**Stored data**
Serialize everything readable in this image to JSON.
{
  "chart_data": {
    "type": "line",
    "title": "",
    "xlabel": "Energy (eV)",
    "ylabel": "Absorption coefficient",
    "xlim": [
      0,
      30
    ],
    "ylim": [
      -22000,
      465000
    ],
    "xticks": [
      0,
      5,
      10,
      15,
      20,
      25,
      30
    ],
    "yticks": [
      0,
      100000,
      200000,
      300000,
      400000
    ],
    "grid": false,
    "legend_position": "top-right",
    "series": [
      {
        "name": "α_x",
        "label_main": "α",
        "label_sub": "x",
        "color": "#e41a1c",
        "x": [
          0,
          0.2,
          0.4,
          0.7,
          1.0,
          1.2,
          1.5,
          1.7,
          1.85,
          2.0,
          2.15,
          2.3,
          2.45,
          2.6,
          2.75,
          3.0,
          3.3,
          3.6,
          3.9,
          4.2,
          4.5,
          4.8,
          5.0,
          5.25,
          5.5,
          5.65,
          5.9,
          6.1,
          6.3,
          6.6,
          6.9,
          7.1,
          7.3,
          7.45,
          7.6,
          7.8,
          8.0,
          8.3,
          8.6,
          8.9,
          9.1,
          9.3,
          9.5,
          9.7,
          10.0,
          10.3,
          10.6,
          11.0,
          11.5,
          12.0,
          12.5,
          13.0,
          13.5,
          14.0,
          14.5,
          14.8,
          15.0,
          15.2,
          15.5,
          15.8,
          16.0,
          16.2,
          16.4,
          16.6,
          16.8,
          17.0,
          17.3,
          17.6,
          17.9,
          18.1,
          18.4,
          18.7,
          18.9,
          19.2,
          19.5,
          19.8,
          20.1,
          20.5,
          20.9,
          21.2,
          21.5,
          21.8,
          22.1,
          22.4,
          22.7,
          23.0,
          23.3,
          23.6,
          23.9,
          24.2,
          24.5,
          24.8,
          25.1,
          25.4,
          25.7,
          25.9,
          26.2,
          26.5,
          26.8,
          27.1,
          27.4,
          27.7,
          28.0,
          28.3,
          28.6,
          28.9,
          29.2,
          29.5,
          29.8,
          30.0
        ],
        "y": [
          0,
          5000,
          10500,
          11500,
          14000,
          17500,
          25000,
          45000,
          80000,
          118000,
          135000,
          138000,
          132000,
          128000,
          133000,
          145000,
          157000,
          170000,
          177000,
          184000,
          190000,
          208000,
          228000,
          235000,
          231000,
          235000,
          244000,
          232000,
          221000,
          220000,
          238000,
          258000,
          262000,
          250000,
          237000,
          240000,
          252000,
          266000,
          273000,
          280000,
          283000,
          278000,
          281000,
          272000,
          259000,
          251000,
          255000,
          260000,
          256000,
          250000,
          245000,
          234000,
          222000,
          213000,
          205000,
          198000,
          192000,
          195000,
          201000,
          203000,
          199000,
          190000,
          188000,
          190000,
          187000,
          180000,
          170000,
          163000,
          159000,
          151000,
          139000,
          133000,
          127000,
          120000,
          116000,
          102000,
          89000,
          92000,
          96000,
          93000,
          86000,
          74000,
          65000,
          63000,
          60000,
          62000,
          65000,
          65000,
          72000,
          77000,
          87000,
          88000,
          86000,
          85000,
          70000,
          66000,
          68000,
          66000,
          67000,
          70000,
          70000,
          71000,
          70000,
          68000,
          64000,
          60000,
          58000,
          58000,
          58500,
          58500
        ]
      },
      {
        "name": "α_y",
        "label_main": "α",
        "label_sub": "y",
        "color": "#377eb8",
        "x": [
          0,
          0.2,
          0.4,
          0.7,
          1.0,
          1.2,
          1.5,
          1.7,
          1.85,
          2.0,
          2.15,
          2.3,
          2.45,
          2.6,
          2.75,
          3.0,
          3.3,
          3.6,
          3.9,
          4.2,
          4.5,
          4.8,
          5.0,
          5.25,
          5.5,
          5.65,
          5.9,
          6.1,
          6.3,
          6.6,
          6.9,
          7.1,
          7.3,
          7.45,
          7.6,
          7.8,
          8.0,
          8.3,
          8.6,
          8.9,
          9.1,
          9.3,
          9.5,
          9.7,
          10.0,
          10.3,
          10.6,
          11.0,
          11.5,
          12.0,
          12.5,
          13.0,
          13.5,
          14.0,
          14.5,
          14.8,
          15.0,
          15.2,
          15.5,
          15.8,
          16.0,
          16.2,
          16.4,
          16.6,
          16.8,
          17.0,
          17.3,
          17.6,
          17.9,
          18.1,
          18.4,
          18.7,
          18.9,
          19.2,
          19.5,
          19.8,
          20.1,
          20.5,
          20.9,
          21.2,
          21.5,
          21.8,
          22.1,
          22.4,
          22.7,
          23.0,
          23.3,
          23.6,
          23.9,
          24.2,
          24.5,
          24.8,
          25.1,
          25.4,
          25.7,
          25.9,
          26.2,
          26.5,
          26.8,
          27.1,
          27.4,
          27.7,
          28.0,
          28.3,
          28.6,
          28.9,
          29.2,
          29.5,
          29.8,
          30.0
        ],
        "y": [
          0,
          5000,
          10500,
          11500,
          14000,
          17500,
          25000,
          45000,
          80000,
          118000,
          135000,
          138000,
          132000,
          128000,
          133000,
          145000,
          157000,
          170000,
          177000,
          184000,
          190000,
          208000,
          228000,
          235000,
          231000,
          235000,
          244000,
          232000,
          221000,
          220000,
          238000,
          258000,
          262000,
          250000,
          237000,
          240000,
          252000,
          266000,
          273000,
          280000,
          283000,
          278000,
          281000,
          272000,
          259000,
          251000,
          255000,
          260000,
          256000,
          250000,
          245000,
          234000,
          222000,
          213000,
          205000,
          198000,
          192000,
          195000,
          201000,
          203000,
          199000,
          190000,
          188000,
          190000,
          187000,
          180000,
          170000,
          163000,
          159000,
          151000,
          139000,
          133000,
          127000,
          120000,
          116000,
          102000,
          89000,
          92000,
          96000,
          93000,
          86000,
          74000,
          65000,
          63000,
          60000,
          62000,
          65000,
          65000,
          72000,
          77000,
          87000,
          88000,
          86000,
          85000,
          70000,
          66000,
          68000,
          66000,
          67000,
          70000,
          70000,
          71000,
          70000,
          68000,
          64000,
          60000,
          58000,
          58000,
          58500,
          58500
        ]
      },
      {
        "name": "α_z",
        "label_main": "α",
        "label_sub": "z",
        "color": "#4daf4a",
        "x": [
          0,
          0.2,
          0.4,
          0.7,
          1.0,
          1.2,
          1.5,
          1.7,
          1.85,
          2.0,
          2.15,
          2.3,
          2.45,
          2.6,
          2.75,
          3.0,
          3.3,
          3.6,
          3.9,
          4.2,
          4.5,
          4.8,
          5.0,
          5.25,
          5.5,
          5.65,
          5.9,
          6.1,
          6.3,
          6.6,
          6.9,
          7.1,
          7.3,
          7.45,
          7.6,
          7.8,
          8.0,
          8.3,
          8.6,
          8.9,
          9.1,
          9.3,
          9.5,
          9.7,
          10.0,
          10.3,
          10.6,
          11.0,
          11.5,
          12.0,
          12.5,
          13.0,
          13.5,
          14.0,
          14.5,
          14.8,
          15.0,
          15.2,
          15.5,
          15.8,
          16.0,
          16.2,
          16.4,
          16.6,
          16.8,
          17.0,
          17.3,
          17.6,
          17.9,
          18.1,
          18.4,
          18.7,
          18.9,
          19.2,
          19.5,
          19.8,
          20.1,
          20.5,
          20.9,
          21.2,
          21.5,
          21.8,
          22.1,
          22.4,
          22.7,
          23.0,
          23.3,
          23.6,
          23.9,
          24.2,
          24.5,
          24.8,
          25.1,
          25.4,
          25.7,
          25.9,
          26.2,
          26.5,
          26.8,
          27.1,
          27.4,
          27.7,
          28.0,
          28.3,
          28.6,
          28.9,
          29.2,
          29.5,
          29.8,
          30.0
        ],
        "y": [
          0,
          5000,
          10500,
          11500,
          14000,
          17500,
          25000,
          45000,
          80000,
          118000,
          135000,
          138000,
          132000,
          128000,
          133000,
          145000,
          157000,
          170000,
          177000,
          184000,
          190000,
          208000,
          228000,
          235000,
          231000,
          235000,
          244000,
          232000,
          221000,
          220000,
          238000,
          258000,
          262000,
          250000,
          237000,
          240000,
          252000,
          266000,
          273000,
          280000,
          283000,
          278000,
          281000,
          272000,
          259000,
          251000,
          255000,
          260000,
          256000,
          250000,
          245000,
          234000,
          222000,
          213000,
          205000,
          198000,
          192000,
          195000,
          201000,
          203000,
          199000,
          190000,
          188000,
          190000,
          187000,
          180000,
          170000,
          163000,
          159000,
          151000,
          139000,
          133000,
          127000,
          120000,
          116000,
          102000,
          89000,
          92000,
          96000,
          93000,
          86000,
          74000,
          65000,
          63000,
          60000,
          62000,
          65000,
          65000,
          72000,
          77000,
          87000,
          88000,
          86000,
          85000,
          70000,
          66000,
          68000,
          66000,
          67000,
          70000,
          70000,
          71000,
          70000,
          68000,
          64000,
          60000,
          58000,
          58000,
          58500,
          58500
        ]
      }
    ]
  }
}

**Work to do**
Find the lines with the string "color" and reproduce them.

**In response**
        "color": "#e41a1c",
        "color": "#377eb8",
        "color": "#4daf4a",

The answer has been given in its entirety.